[Some records]

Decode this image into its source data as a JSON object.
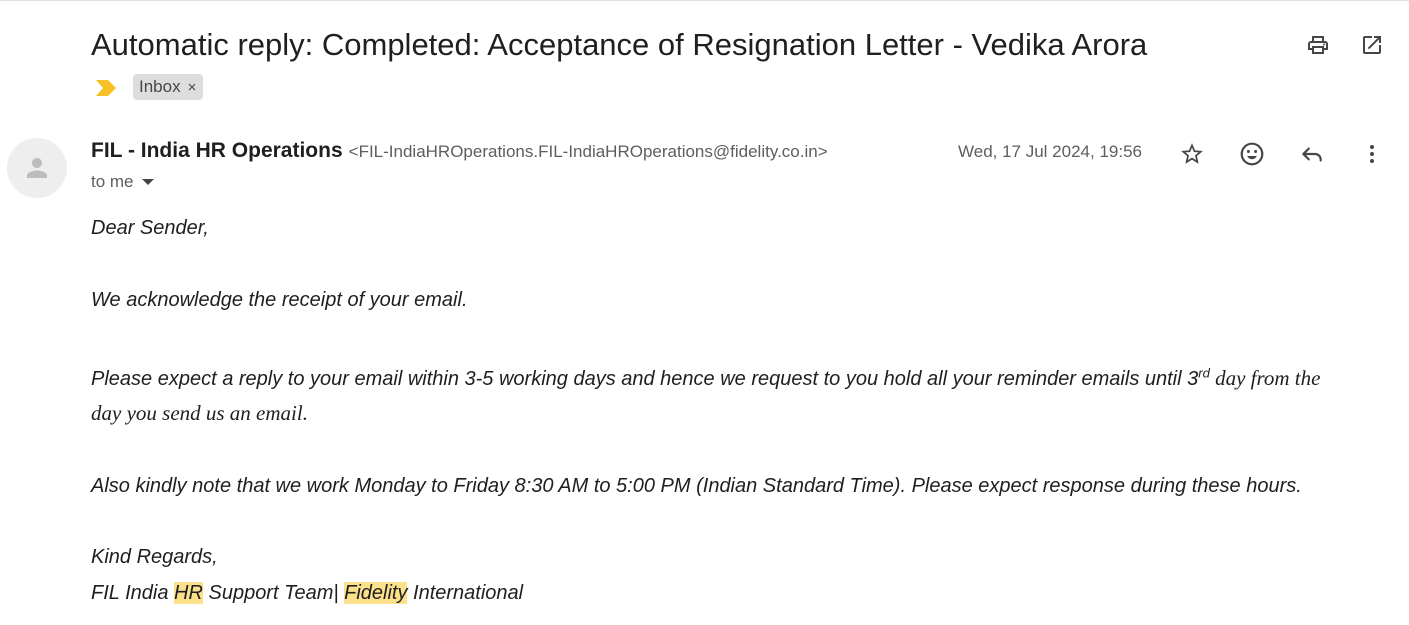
{
  "email": {
    "subject": "Automatic reply: Completed: Acceptance of Resignation Letter - Vedika Arora",
    "label": "Inbox",
    "label_remove": "×",
    "sender_name": "FIL - India HR Operations",
    "sender_email": "<FIL-IndiaHROperations.FIL-IndiaHROperations@fidelity.co.in>",
    "recipient_summary": "to me",
    "date": "Wed, 17 Jul 2024, 19:56"
  },
  "body": {
    "greeting": "Dear Sender,",
    "ack": "We acknowledge the receipt of your email.",
    "expect_part1": "Please expect a reply to your email within 3-5 working days and hence we request to you hold all your reminder emails until 3",
    "expect_sup": "rd",
    "expect_part2": " day from the",
    "expect_line2": "day you send us an email.",
    "hours": "Also kindly note that we work Monday to Friday 8:30 AM to 5:00 PM (Indian Standard Time). Please expect response during these hours.",
    "regards": "Kind Regards,",
    "sig_a": "FIL India ",
    "sig_hr": "HR",
    "sig_b": " Support Team| ",
    "sig_fidelity": "Fidelity",
    "sig_c": " International"
  },
  "icons": {
    "importance": "importance-marker-icon",
    "print": "print-icon",
    "open": "open-in-new-window-icon",
    "avatar": "person-icon",
    "star": "star-icon",
    "emoji": "emoji-reaction-icon",
    "reply": "reply-icon",
    "more": "more-vertical-icon"
  },
  "colors": {
    "importance": "#f6c026",
    "highlight": "#fce18d",
    "chip_bg": "#dddddd"
  }
}
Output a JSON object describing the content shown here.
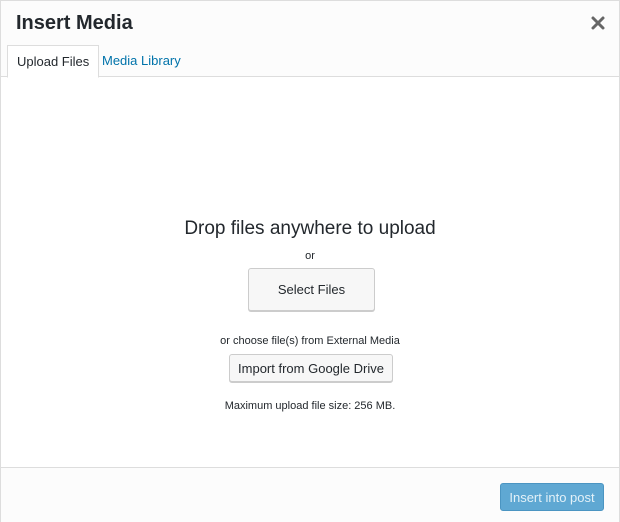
{
  "header": {
    "title": "Insert Media",
    "close_icon": "close-icon"
  },
  "tabs": [
    {
      "label": "Upload Files",
      "active": true
    },
    {
      "label": "Media Library",
      "active": false
    }
  ],
  "upload": {
    "drop_title": "Drop files anywhere to upload",
    "or_text": "or",
    "select_button": "Select Files",
    "external_text": "or choose file(s) from External Media",
    "drive_button": "Import from Google Drive",
    "max_size_text": "Maximum upload file size: 256 MB."
  },
  "footer": {
    "insert_button": "Insert into post",
    "insert_disabled": true
  },
  "colors": {
    "link": "#0073aa",
    "primary_disabled": "#5fa8d3",
    "border": "#dddddd"
  }
}
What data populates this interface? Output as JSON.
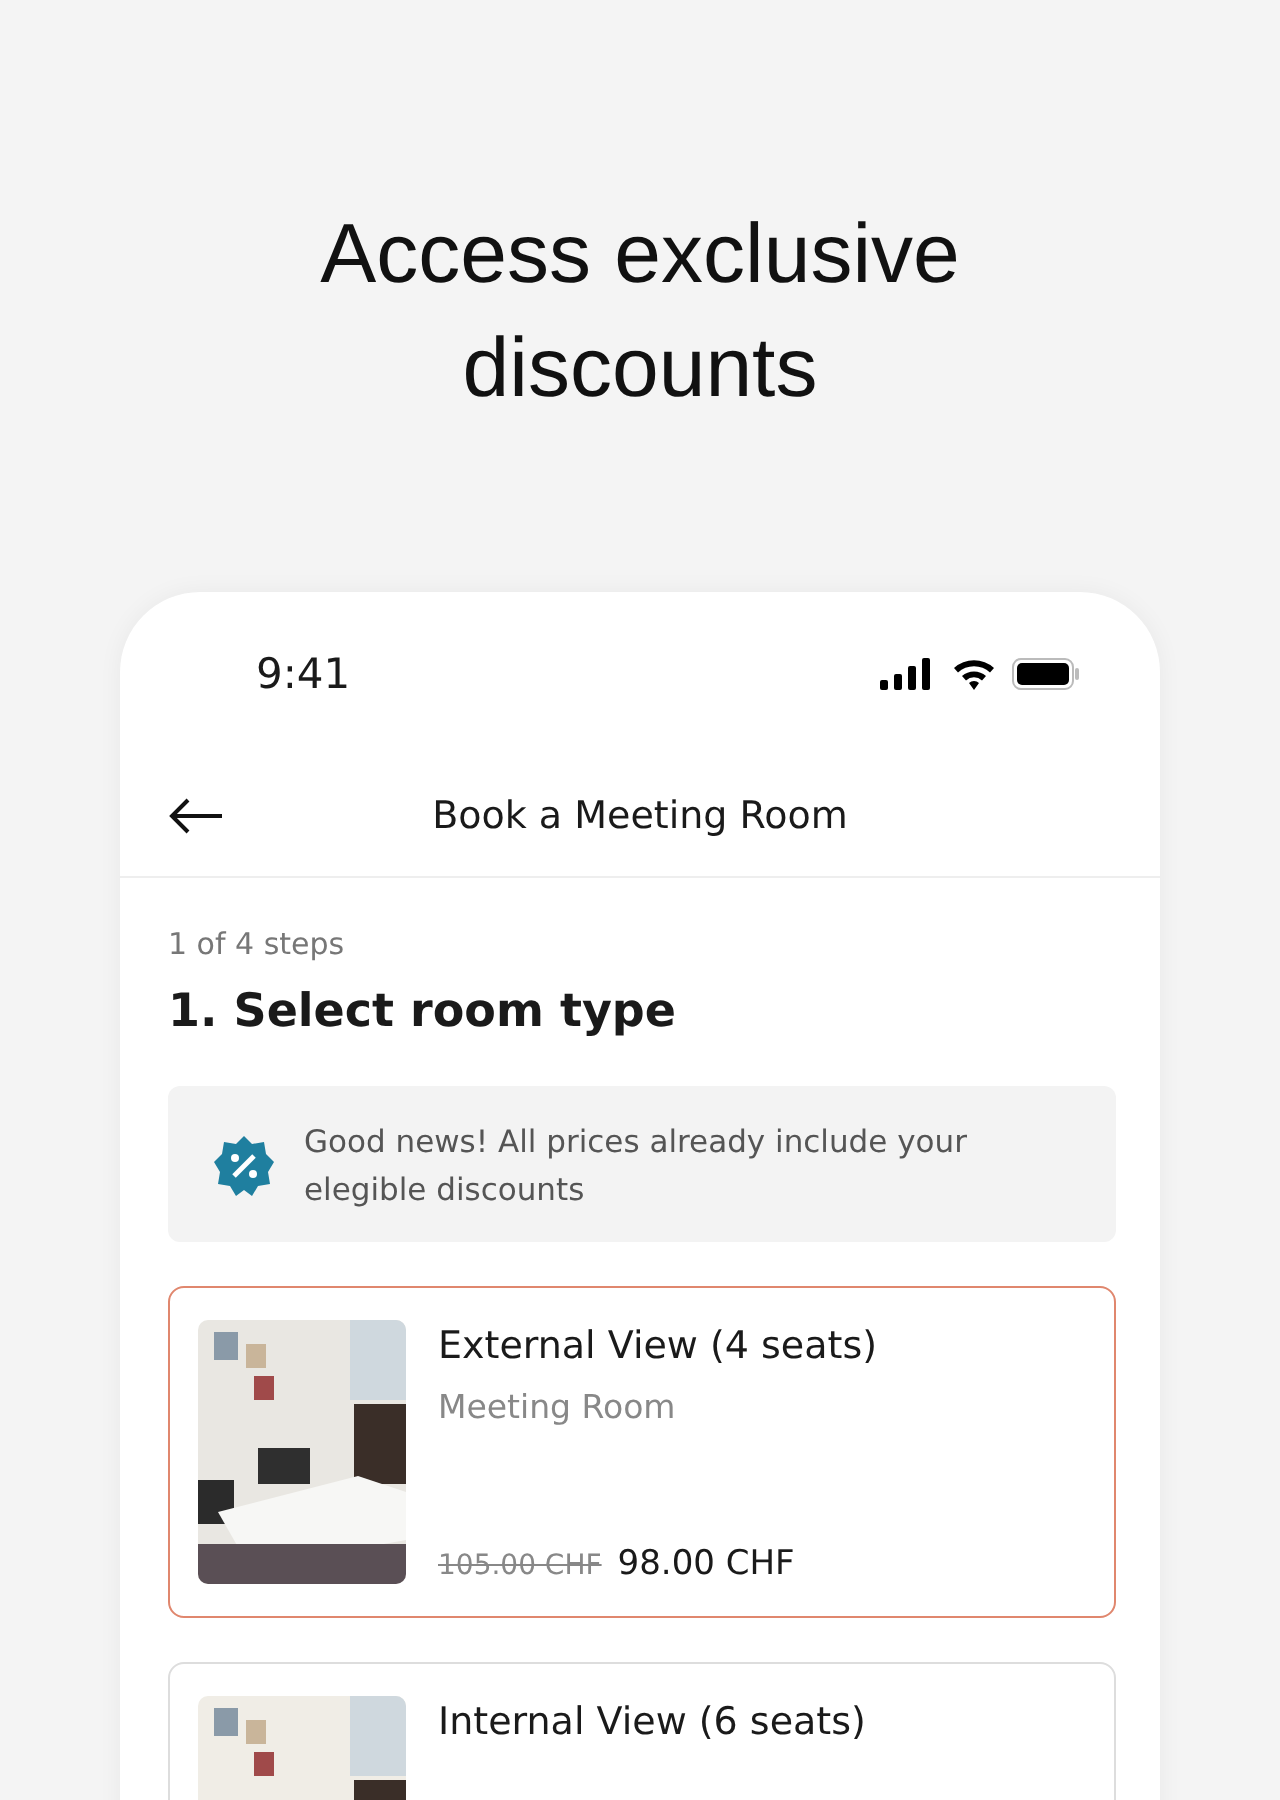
{
  "headline": "Access exclusive discounts",
  "status_bar": {
    "time": "9:41"
  },
  "header": {
    "title": "Book a Meeting Room"
  },
  "step": {
    "progress": "1 of 4 steps",
    "title": "1. Select room type"
  },
  "notice": {
    "text": "Good news! All prices already include your elegible discounts"
  },
  "rooms": [
    {
      "name": "External View (4 seats)",
      "type": "Meeting Room",
      "old_price": "105.00 CHF",
      "price": "98.00 CHF",
      "selected": true
    },
    {
      "name": "Internal View (6 seats)",
      "selected": false
    }
  ]
}
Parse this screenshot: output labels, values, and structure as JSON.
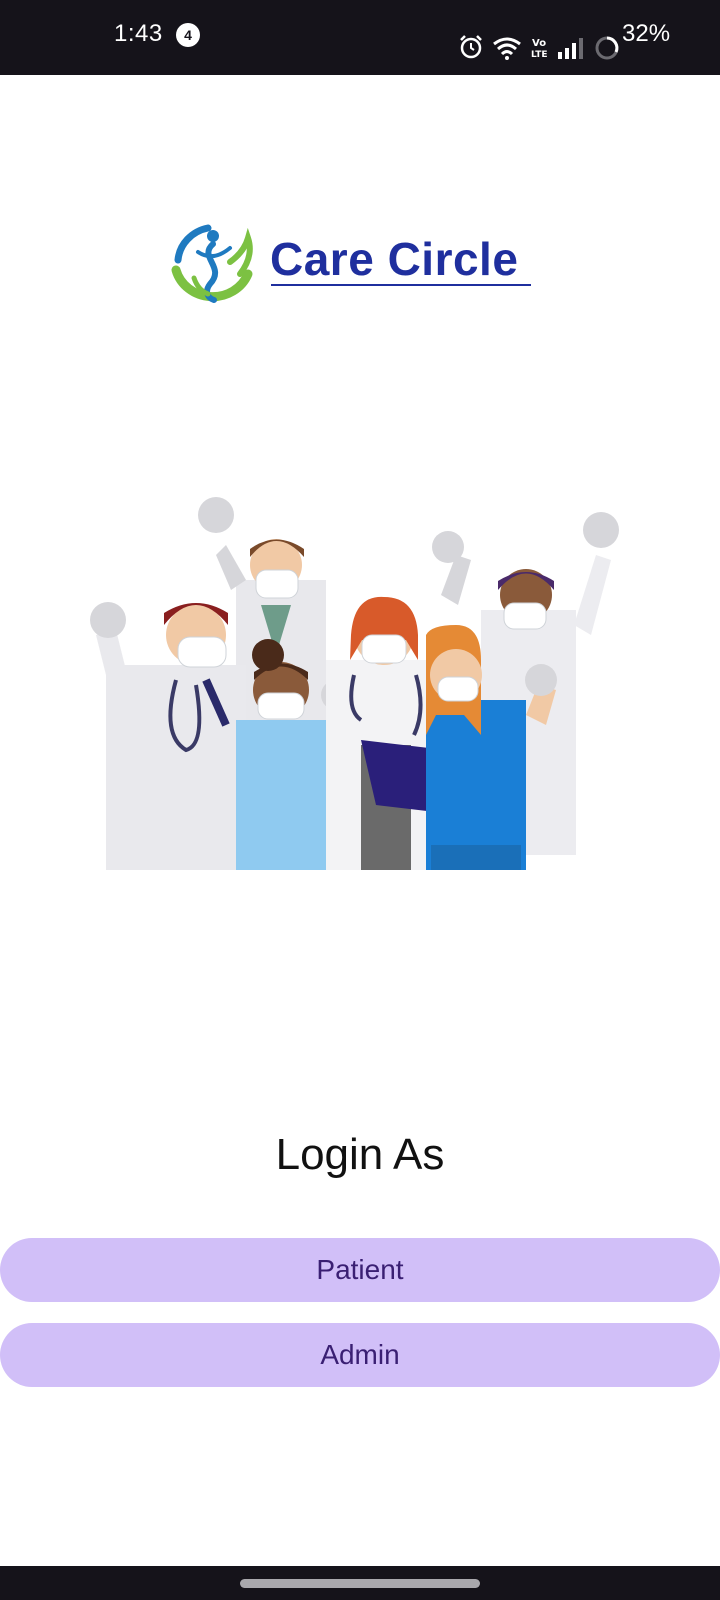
{
  "status_bar": {
    "time": "1:43",
    "notification_count": "4",
    "icons": [
      "alarm-icon",
      "wifi-icon",
      "volte-icon",
      "signal-icon",
      "battery-icon"
    ],
    "battery_percent": "32%"
  },
  "logo": {
    "text": "Care Circle",
    "colors": {
      "text": "#1f2f9e",
      "green": "#7cc142",
      "blue": "#1f7ac0"
    }
  },
  "illustration": {
    "icon": "doctors-group-illustration"
  },
  "login": {
    "title": "Login As",
    "buttons": [
      {
        "label": "Patient"
      },
      {
        "label": "Admin"
      }
    ],
    "colors": {
      "button_bg": "#d1bff8",
      "button_text": "#3a1f73"
    }
  }
}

Task statement — Transcribe every record above exactly as written, leaving out any pictures.

The output —
Decode this image into its source data as a JSON object.
{
  "email": {
    "subject": "Automatic reply: Completed: Acceptance of Resignation Letter - Vedika Arora",
    "label": "Inbox",
    "label_remove": "×",
    "sender_name": "FIL - India HR Operations",
    "sender_email": "<FIL-IndiaHROperations.FIL-IndiaHROperations@fidelity.co.in>",
    "recipient_summary": "to me",
    "date": "Wed, 17 Jul 2024, 19:56"
  },
  "body": {
    "greeting": "Dear Sender,",
    "ack": "We acknowledge the receipt of your email.",
    "expect_part1": "Please expect a reply to your email within 3-5 working days and hence we request to you hold all your reminder emails until 3",
    "expect_sup": "rd",
    "expect_part2": " day from the",
    "expect_line2": "day you send us an email.",
    "hours": "Also kindly note that we work Monday to Friday 8:30 AM to 5:00 PM (Indian Standard Time). Please expect response during these hours.",
    "regards": "Kind Regards,",
    "sig_a": "FIL India ",
    "sig_hr": "HR",
    "sig_b": " Support Team| ",
    "sig_fidelity": "Fidelity",
    "sig_c": " International"
  },
  "icons": {
    "importance": "importance-marker-icon",
    "print": "print-icon",
    "open": "open-in-new-window-icon",
    "avatar": "person-icon",
    "star": "star-icon",
    "emoji": "emoji-reaction-icon",
    "reply": "reply-icon",
    "more": "more-vertical-icon"
  },
  "colors": {
    "importance": "#f6c026",
    "highlight": "#fce18d",
    "chip_bg": "#dddddd"
  }
}
Output a JSON object describing the content shown here.
{
  "header": {
    "title": "Insert Media",
    "close_icon": "close-icon"
  },
  "tabs": [
    {
      "label": "Upload Files",
      "active": true
    },
    {
      "label": "Media Library",
      "active": false
    }
  ],
  "upload": {
    "drop_title": "Drop files anywhere to upload",
    "or_text": "or",
    "select_button": "Select Files",
    "external_text": "or choose file(s) from External Media",
    "drive_button": "Import from Google Drive",
    "max_size_text": "Maximum upload file size: 256 MB."
  },
  "footer": {
    "insert_button": "Insert into post",
    "insert_disabled": true
  },
  "colors": {
    "link": "#0073aa",
    "primary_disabled": "#5fa8d3",
    "border": "#dddddd"
  }
}
What data populates this interface? Output as JSON.
{
  "headline": "Access exclusive discounts",
  "status_bar": {
    "time": "9:41"
  },
  "header": {
    "title": "Book a Meeting Room"
  },
  "step": {
    "progress": "1 of 4 steps",
    "title": "1. Select room type"
  },
  "notice": {
    "text": "Good news! All prices already include your elegible discounts"
  },
  "rooms": [
    {
      "name": "External View (4 seats)",
      "type": "Meeting Room",
      "old_price": "105.00 CHF",
      "price": "98.00 CHF",
      "selected": true
    },
    {
      "name": "Internal View (6 seats)",
      "selected": false
    }
  ]
}
Parse this screenshot: output labels, values, and structure as JSON.
{
  "status_bar": {
    "time": "1:43",
    "notification_count": "4",
    "icons": [
      "alarm-icon",
      "wifi-icon",
      "volte-icon",
      "signal-icon",
      "battery-icon"
    ],
    "battery_percent": "32%"
  },
  "logo": {
    "text": "Care Circle",
    "colors": {
      "text": "#1f2f9e",
      "green": "#7cc142",
      "blue": "#1f7ac0"
    }
  },
  "illustration": {
    "icon": "doctors-group-illustration"
  },
  "login": {
    "title": "Login As",
    "buttons": [
      {
        "label": "Patient"
      },
      {
        "label": "Admin"
      }
    ],
    "colors": {
      "button_bg": "#d1bff8",
      "button_text": "#3a1f73"
    }
  }
}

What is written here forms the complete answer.